TASK STATEMENT:
Determine which lines contain the word "United", then copy those lines.

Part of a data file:
_ _ _

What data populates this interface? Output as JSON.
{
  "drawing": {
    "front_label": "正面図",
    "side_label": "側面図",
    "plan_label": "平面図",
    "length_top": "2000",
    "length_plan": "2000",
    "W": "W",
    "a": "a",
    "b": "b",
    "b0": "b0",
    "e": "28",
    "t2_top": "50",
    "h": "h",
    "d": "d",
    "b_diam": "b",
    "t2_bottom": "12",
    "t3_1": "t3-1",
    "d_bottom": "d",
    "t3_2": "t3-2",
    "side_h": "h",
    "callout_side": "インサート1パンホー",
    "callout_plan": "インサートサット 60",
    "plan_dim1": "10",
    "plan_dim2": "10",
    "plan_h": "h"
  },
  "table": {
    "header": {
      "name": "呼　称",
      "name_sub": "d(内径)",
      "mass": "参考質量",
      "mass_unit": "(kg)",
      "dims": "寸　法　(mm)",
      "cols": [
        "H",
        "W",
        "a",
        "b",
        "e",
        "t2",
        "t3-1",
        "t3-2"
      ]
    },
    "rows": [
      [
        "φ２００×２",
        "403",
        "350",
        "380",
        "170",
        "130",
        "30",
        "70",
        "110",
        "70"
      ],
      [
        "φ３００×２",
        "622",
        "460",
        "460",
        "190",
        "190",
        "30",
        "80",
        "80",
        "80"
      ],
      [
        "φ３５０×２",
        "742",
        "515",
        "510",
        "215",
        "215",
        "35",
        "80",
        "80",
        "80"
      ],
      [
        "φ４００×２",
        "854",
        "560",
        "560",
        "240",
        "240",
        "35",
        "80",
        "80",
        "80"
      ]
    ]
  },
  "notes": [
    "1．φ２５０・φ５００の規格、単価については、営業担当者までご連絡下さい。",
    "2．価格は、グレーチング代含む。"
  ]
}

_ _ _

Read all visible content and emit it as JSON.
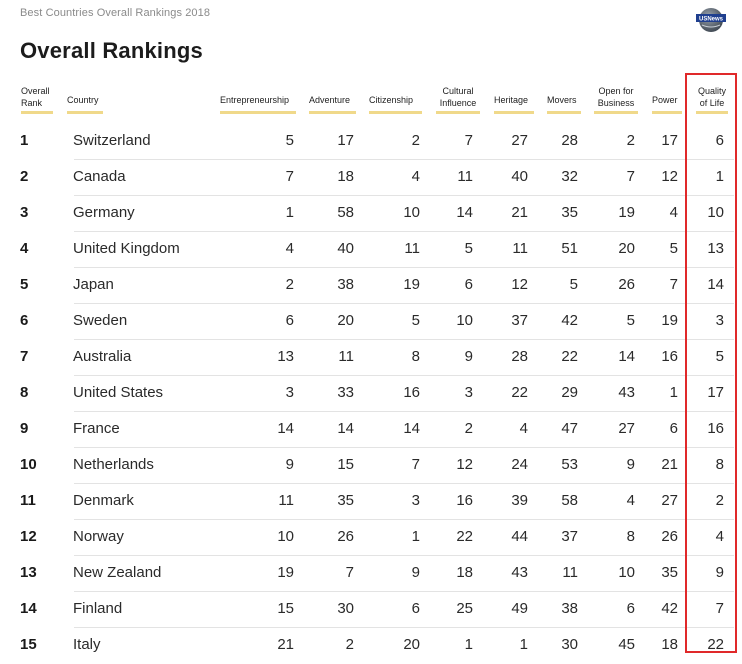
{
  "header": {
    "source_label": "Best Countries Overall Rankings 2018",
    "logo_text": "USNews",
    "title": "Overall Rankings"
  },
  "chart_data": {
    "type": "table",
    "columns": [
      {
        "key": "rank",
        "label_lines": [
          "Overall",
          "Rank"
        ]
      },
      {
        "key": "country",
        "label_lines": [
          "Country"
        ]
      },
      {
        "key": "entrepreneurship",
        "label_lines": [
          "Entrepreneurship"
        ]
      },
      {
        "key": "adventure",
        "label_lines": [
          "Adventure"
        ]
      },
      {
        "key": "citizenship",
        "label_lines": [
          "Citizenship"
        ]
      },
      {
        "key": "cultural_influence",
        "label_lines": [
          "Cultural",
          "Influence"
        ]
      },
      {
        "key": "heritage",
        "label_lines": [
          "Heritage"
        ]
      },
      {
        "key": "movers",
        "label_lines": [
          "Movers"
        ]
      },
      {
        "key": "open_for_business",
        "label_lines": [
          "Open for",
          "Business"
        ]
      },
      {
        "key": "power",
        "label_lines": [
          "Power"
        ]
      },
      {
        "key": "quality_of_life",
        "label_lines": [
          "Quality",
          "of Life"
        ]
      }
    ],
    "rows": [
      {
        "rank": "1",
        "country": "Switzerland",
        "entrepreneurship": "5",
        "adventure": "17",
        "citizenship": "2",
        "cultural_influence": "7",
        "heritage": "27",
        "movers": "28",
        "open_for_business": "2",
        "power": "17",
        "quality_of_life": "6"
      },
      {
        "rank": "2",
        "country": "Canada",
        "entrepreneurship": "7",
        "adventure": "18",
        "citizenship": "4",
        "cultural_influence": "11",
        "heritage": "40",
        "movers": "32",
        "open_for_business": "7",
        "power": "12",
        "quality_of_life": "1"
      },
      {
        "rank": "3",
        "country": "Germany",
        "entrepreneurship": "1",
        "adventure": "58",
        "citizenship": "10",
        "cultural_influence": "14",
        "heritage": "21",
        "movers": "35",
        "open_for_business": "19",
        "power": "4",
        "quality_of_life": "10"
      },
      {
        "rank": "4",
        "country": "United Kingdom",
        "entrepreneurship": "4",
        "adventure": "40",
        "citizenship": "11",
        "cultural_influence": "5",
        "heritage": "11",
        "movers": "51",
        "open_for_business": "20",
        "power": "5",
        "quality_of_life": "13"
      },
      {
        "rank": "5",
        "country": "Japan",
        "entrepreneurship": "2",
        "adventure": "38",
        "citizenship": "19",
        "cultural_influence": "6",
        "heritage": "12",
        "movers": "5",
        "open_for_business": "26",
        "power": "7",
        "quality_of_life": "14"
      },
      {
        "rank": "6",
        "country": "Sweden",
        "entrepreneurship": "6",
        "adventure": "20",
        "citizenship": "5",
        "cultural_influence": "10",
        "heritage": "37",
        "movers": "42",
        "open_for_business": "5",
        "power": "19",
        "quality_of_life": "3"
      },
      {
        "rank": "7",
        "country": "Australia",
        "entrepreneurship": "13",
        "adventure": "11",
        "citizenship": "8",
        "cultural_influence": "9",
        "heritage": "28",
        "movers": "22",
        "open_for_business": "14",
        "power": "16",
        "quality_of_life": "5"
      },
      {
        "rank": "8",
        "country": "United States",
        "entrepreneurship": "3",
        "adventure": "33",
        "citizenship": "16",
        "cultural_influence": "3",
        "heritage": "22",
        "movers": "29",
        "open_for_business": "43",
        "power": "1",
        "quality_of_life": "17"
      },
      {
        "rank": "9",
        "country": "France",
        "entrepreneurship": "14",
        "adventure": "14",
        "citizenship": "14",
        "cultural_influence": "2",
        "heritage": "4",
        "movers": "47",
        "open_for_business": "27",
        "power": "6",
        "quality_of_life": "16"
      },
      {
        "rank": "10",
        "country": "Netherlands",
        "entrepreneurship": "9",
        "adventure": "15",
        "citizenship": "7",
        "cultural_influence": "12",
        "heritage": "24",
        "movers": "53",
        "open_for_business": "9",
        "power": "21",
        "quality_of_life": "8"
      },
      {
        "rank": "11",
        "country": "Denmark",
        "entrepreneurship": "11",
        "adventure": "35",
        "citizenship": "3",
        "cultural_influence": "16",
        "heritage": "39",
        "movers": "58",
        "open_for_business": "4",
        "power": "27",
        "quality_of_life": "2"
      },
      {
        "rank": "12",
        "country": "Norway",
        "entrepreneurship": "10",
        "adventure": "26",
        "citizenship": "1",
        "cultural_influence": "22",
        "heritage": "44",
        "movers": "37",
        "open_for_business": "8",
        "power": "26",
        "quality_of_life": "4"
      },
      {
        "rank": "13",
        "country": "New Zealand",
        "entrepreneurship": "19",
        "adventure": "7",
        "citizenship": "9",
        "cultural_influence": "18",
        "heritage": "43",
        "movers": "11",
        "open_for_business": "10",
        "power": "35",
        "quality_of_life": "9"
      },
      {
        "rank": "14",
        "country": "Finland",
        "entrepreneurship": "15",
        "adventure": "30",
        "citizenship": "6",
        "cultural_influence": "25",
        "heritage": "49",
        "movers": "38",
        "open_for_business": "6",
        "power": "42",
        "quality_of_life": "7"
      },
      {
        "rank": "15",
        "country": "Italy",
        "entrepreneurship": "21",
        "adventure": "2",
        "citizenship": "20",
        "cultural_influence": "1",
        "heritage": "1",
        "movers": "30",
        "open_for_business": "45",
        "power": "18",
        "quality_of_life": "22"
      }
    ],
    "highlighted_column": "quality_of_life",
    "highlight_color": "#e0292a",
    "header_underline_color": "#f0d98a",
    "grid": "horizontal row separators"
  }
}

_ _ _

TASK SOLUTION:
        "country": "United Kingdom",
        "country": "United States",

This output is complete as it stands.